## [Listed entries]
=-=-=
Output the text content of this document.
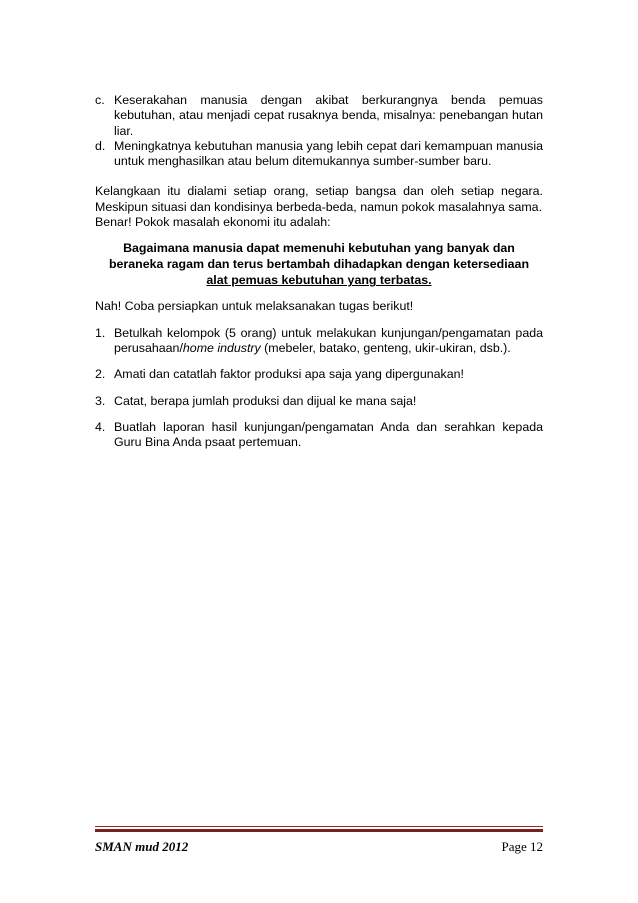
c. Keserakahan manusia dengan akibat berkurangnya benda pemuas kebutuhan, atau menjadi cepat rusaknya benda, misalnya: penebangan hutan liar.
d. Meningkatnya kebutuhan manusia yang lebih cepat dari kemampuan manusia untuk menghasilkan atau belum ditemukannya sumber-sumber baru.
Kelangkaan itu dialami setiap orang, setiap bangsa dan oleh setiap negara. Meskipun situasi dan kondisinya berbeda-beda, namun pokok masalahnya sama.
Benar! Pokok masalah ekonomi itu adalah:
Bagaimana manusia dapat memenuhi kebutuhan yang banyak dan
beraneka ragam dan terus bertambah dihadapkan dengan ketersediaan
alat pemuas kebutuhan yang terbatas.
Nah! Coba persiapkan untuk melaksanakan tugas berikut!
1. Betulkah kelompok (5 orang) untuk melakukan kunjungan/pengamatan pada perusahaan/home industry (mebeler, batako, genteng, ukir-ukiran, dsb.).
2. Amati dan catatlah faktor produksi apa saja yang dipergunakan!
3. Catat, berapa jumlah produksi dan dijual ke mana saja!
4. Buatlah laporan hasil kunjungan/pengamatan Anda dan serahkan kepada Guru Bina Anda psaat pertemuan.
SMAN mud 2012	Page 12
=-=-=
## [Task directions]
From the data above, copy each line where the string "manusia" appears.

## [Expected answer]
c. Keserakahan manusia dengan akibat berkurangnya benda pemuas kebutuhan, atau menjadi cepat rusaknya benda, misalnya: penebangan hutan liar.
d. Meningkatnya kebutuhan manusia yang lebih cepat dari kemampuan manusia untuk menghasilkan atau belum ditemukannya sumber-sumber baru.
Bagaimana manusia dapat memenuhi kebutuhan yang banyak dan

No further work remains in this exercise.